Scan the entries below and report only how many lines contain "away".

═════ DATASET RECORDS

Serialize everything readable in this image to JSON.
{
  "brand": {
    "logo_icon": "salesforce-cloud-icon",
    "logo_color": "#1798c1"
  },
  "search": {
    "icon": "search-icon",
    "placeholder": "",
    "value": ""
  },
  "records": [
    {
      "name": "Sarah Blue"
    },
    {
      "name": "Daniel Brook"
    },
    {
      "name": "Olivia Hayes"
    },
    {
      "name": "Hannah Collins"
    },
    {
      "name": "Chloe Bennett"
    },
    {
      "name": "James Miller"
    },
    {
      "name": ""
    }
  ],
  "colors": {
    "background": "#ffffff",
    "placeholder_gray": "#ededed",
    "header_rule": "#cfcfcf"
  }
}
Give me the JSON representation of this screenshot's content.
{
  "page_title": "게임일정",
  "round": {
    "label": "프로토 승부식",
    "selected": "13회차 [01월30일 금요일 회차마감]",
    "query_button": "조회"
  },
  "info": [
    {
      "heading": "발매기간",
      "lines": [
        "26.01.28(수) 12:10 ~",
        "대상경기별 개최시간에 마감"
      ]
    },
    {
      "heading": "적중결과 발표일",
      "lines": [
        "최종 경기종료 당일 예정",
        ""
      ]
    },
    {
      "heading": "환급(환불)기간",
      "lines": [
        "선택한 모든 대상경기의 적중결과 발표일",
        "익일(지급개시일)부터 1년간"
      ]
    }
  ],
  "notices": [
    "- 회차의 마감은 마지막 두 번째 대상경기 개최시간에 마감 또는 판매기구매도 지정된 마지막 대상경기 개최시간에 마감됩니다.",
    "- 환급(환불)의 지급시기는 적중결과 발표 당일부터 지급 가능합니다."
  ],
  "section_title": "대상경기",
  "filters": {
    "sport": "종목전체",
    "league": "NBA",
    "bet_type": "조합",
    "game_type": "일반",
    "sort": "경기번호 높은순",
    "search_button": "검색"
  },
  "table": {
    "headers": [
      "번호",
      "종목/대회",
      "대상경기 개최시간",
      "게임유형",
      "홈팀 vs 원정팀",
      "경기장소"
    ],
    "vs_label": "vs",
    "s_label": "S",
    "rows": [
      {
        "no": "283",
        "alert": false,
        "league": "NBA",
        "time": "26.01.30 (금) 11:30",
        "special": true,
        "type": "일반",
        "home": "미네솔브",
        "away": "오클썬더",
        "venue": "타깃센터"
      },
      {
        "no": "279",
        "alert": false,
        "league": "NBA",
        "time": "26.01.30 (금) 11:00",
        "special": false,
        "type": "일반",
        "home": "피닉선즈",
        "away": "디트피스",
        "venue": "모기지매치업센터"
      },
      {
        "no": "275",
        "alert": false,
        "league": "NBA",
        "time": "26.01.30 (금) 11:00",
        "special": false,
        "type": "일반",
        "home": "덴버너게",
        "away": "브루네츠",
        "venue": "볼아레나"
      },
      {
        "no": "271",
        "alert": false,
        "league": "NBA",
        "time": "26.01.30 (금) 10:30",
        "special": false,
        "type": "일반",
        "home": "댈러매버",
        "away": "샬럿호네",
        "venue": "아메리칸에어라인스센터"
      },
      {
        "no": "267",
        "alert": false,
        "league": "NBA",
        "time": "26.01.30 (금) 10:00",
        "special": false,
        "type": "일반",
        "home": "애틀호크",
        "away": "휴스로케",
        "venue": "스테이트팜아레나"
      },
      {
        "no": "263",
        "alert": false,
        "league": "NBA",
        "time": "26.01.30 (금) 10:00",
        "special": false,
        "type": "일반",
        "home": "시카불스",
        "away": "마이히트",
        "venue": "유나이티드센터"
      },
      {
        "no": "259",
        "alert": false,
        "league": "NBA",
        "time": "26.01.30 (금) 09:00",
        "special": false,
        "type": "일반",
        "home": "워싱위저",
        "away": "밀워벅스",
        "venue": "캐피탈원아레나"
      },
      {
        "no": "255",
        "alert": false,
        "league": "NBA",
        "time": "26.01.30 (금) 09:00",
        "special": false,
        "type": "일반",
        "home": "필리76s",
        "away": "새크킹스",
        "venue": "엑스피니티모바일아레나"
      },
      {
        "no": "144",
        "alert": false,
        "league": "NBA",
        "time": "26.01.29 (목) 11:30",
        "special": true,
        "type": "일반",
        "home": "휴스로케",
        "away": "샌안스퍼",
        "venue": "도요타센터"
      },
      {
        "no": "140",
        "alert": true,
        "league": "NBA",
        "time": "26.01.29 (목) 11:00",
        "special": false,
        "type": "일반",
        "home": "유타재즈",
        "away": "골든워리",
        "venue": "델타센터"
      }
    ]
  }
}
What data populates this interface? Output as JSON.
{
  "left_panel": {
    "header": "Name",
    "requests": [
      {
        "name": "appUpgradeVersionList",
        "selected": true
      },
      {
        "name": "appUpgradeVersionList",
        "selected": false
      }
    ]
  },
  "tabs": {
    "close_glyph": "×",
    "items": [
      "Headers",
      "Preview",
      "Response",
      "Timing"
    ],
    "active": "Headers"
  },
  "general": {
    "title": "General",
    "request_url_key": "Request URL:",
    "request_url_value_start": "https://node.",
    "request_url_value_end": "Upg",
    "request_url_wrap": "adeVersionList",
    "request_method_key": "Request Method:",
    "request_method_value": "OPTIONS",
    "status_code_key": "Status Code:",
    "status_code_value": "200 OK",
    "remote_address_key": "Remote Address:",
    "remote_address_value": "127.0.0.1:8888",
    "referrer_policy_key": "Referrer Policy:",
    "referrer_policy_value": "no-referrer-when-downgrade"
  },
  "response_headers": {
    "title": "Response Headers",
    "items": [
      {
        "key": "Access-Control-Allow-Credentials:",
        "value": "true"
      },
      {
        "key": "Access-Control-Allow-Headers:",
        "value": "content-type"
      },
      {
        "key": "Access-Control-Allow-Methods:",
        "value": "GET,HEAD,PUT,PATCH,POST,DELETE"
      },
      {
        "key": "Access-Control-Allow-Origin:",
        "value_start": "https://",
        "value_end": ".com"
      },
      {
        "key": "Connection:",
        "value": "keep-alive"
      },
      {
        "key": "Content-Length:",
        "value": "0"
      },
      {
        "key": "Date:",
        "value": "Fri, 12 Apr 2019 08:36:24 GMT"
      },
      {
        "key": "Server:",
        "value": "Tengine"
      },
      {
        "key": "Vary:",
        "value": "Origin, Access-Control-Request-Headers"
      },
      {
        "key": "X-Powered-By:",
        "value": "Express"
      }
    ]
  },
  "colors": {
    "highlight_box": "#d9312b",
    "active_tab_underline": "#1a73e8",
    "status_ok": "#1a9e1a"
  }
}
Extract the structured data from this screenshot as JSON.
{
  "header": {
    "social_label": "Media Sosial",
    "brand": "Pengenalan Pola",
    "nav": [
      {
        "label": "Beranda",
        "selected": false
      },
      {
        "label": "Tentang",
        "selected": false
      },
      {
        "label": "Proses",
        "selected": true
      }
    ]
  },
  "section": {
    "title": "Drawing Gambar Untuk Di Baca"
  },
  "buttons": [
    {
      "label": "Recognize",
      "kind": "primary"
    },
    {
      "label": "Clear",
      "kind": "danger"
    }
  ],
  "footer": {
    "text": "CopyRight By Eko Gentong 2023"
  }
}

══════════

# RESULT FOR THIS EXERCISE:
10